TASK
Find the word "title" in the listing; pull out each line holding it.

STORED ROWS
───
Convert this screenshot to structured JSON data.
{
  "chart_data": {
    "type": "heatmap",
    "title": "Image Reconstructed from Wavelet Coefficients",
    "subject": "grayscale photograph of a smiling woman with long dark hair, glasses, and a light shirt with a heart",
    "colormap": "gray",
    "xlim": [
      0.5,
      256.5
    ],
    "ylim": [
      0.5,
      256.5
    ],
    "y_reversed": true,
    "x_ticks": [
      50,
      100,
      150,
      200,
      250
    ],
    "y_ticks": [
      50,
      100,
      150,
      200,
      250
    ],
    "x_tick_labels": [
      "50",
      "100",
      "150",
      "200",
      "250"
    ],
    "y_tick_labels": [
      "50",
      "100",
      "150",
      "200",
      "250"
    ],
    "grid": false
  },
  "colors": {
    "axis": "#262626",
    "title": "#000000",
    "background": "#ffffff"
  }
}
───
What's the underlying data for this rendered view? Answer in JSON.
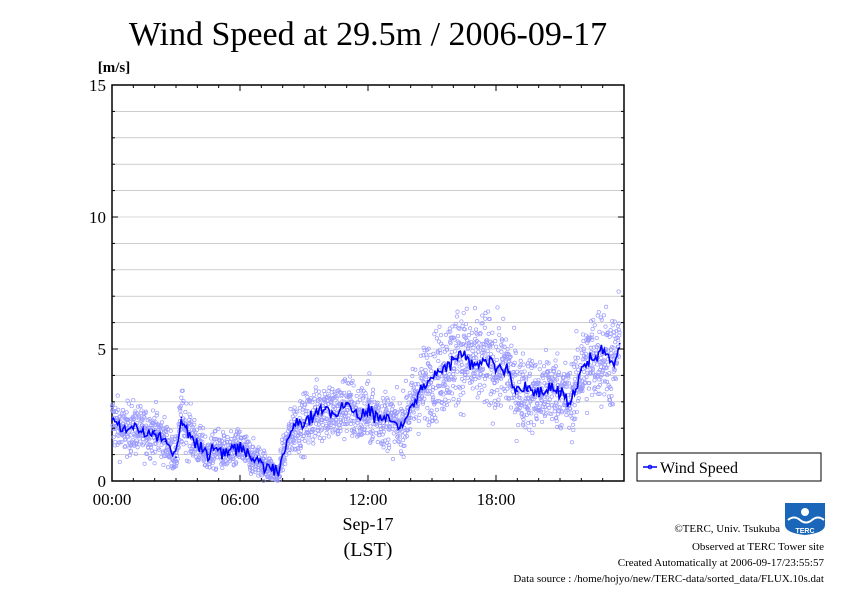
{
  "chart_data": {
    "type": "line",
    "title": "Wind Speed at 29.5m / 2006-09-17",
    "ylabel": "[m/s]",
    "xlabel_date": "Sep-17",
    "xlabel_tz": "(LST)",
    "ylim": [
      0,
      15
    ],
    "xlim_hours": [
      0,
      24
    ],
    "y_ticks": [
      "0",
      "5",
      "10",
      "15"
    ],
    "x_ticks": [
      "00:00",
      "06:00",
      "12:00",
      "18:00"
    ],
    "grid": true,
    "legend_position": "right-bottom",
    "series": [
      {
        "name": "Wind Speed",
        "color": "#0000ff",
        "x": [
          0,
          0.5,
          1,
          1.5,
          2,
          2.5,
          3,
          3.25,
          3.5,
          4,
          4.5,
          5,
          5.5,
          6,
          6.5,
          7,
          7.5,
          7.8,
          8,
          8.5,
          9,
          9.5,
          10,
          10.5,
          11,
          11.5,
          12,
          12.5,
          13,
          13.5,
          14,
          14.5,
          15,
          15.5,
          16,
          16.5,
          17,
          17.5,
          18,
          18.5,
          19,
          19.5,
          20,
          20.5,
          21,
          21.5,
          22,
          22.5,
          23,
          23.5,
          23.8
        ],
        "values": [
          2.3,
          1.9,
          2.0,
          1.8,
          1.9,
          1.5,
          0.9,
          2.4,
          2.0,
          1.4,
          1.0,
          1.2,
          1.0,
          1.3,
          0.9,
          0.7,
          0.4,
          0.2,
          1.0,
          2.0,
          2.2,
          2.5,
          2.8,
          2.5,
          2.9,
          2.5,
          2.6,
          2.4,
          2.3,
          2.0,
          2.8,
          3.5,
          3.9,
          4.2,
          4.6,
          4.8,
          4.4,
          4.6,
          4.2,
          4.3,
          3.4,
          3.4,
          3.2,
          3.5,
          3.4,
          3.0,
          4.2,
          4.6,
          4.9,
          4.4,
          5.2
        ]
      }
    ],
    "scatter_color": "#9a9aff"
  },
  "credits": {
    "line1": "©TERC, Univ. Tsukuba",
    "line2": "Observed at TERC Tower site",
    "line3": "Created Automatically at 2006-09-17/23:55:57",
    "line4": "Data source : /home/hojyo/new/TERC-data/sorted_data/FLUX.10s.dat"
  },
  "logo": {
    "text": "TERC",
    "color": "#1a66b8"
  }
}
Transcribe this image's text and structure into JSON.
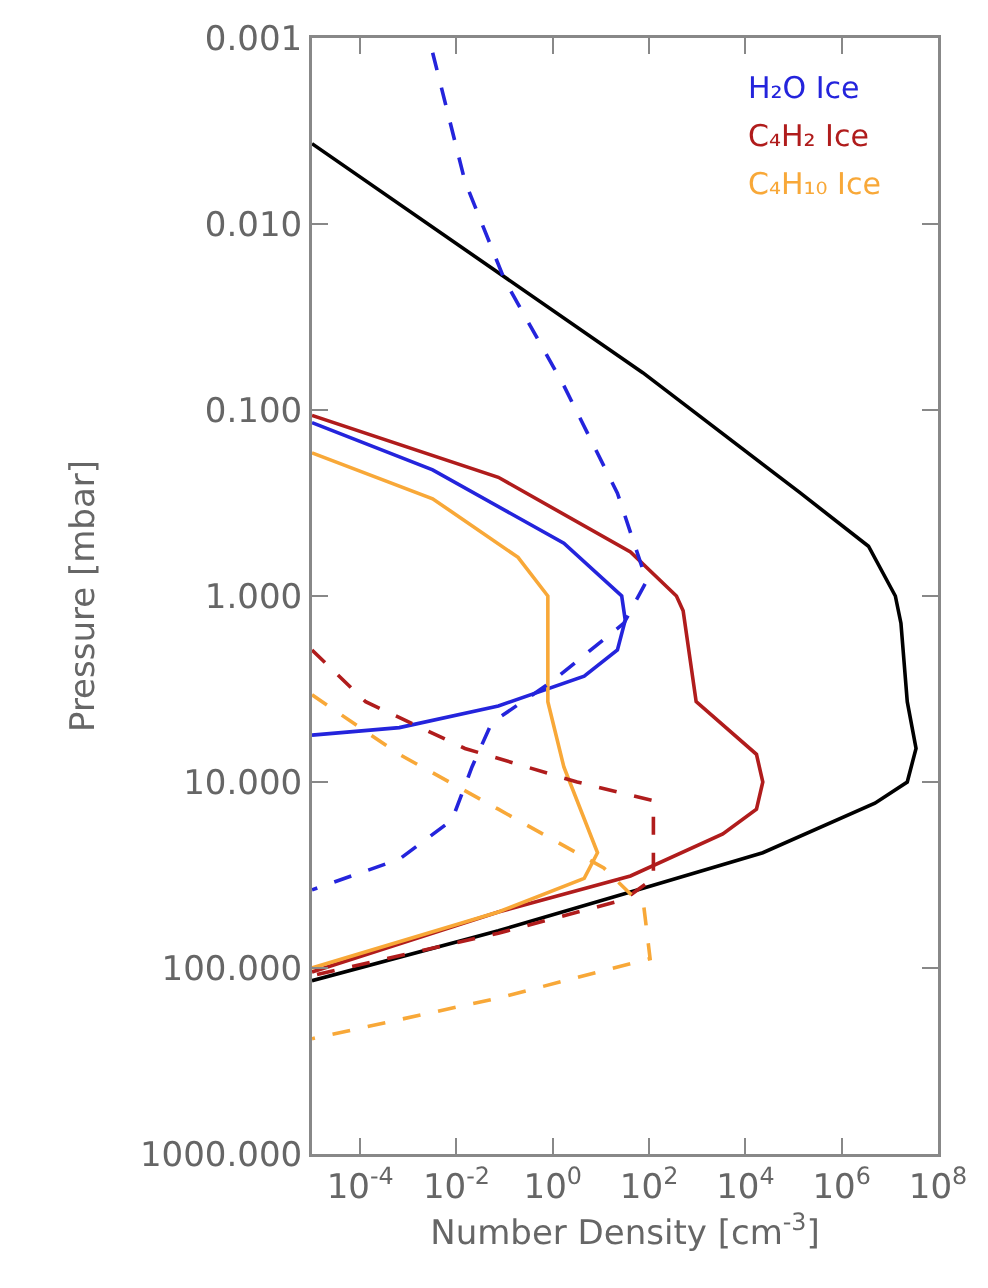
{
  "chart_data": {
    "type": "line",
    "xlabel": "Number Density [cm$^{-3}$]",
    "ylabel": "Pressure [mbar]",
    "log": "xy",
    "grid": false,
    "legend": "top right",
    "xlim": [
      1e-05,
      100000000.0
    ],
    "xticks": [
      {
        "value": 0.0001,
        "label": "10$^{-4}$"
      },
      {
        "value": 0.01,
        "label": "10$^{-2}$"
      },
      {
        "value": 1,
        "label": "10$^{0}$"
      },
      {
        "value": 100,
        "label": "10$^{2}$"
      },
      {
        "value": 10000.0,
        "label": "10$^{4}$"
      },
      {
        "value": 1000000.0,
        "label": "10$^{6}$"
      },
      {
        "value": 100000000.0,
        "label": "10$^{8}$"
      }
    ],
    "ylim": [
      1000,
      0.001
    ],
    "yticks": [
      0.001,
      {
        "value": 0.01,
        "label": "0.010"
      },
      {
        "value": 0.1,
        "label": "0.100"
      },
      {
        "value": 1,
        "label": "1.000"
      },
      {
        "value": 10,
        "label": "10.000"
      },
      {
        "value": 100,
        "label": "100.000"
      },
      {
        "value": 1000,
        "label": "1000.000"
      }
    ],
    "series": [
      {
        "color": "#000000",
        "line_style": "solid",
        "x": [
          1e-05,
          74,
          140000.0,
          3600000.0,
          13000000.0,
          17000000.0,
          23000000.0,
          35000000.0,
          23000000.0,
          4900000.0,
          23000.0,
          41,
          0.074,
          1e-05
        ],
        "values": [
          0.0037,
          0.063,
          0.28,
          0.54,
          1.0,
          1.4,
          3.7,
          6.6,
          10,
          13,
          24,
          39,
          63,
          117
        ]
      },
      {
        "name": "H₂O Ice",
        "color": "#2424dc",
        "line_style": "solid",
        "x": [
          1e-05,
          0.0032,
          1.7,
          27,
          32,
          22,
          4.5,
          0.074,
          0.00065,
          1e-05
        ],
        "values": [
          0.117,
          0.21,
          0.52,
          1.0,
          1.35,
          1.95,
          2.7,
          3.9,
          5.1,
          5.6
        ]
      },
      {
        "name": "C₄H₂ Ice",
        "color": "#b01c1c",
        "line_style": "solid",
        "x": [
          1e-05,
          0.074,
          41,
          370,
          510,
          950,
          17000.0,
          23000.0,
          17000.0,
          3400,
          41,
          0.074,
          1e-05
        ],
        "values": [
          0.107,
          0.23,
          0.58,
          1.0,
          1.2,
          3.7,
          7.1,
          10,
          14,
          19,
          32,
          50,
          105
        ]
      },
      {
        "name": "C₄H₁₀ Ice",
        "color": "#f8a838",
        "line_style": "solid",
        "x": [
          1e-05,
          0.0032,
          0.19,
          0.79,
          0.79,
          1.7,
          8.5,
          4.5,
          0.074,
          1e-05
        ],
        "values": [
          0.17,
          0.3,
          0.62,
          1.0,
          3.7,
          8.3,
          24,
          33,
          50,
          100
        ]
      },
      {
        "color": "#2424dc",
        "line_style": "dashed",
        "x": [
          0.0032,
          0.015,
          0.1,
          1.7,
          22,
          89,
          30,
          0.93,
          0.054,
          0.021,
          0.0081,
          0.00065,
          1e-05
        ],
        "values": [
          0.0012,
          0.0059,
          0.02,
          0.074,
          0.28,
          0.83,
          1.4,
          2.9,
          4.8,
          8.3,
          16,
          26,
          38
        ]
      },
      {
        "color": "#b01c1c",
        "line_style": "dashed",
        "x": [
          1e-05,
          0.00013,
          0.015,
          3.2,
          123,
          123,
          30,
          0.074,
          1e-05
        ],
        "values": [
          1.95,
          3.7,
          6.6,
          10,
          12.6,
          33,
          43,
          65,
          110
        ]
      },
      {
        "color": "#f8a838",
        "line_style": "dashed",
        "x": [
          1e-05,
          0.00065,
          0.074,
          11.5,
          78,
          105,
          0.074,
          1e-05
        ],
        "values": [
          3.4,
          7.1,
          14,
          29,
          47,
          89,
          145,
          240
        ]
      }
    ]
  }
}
───
FINAL RESULT
    "title": "Image Reconstructed from Wavelet Coefficients",
    "title": "#000000",
    "title": "Wind Speed at 29.5m / 2006-09-17",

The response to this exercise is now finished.